Task input:
━━━━
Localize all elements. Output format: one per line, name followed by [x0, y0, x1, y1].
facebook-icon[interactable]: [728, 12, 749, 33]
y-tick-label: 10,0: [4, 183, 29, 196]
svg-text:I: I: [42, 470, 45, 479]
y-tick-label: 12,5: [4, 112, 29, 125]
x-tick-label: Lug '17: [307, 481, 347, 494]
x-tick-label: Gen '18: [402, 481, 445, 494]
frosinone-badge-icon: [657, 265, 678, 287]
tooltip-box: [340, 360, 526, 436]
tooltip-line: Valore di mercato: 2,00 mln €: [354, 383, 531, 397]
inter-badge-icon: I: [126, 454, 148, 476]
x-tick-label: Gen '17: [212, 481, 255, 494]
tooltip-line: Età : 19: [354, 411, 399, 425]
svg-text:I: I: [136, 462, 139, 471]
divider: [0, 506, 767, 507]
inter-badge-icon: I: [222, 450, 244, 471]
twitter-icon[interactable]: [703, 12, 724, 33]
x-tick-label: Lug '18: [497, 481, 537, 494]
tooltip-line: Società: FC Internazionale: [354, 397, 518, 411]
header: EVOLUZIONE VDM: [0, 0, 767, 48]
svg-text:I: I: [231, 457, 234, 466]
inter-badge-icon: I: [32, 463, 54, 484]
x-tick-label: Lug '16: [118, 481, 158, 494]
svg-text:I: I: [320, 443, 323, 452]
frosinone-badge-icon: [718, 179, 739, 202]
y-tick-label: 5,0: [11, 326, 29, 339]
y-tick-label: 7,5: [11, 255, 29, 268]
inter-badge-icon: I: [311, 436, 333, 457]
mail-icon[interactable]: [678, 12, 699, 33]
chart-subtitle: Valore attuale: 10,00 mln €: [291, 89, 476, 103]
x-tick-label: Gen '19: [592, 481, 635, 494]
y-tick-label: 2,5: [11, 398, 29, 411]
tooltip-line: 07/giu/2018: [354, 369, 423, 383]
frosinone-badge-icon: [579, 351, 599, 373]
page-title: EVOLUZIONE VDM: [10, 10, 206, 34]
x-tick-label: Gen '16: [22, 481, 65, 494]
━━━━
Copy every line of the records above without changing anything.

Solution for this exercise:
Localize all elements. Output format: one per line, name followed by [x0, y0, x1, y1].
facebook-icon[interactable]: [728, 12, 749, 33]
y-tick-label: 10,0: [4, 183, 29, 196]
svg-text:I: I: [42, 470, 45, 479]
y-tick-label: 12,5: [4, 112, 29, 125]
x-tick-label: Lug '17: [307, 481, 347, 494]
x-tick-label: Gen '18: [402, 481, 445, 494]
frosinone-badge-icon: [657, 265, 678, 287]
tooltip-box: [340, 360, 526, 436]
tooltip-line: Valore di mercato: 2,00 mln €: [354, 383, 531, 397]
inter-badge-icon: I: [126, 454, 148, 476]
x-tick-label: Gen '17: [212, 481, 255, 494]
tooltip-line: Età : 19: [354, 411, 399, 425]
svg-text:I: I: [136, 462, 139, 471]
divider: [0, 506, 767, 507]
inter-badge-icon: I: [222, 450, 244, 471]
twitter-icon[interactable]: [703, 12, 724, 33]
x-tick-label: Lug '18: [497, 481, 537, 494]
tooltip-line: Società: FC Internazionale: [354, 397, 518, 411]
header: EVOLUZIONE VDM: [0, 0, 767, 48]
svg-text:I: I: [231, 457, 234, 466]
inter-badge-icon: I: [32, 463, 54, 484]
x-tick-label: Lug '16: [118, 481, 158, 494]
svg-text:I: I: [320, 443, 323, 452]
frosinone-badge-icon: [718, 179, 739, 202]
y-tick-label: 5,0: [11, 326, 29, 339]
y-tick-label: 7,5: [11, 255, 29, 268]
inter-badge-icon: I: [311, 436, 333, 457]
mail-icon[interactable]: [678, 12, 699, 33]
chart-subtitle: Valore attuale: 10,00 mln €: [291, 89, 476, 103]
x-tick-label: Gen '19: [592, 481, 635, 494]
y-tick-label: 2,5: [11, 398, 29, 411]
tooltip-line: 07/giu/2018: [354, 369, 423, 383]
frosinone-badge-icon: [579, 351, 599, 373]
page-title: EVOLUZIONE VDM: [10, 10, 206, 34]
x-tick-label: Gen '16: [22, 481, 65, 494]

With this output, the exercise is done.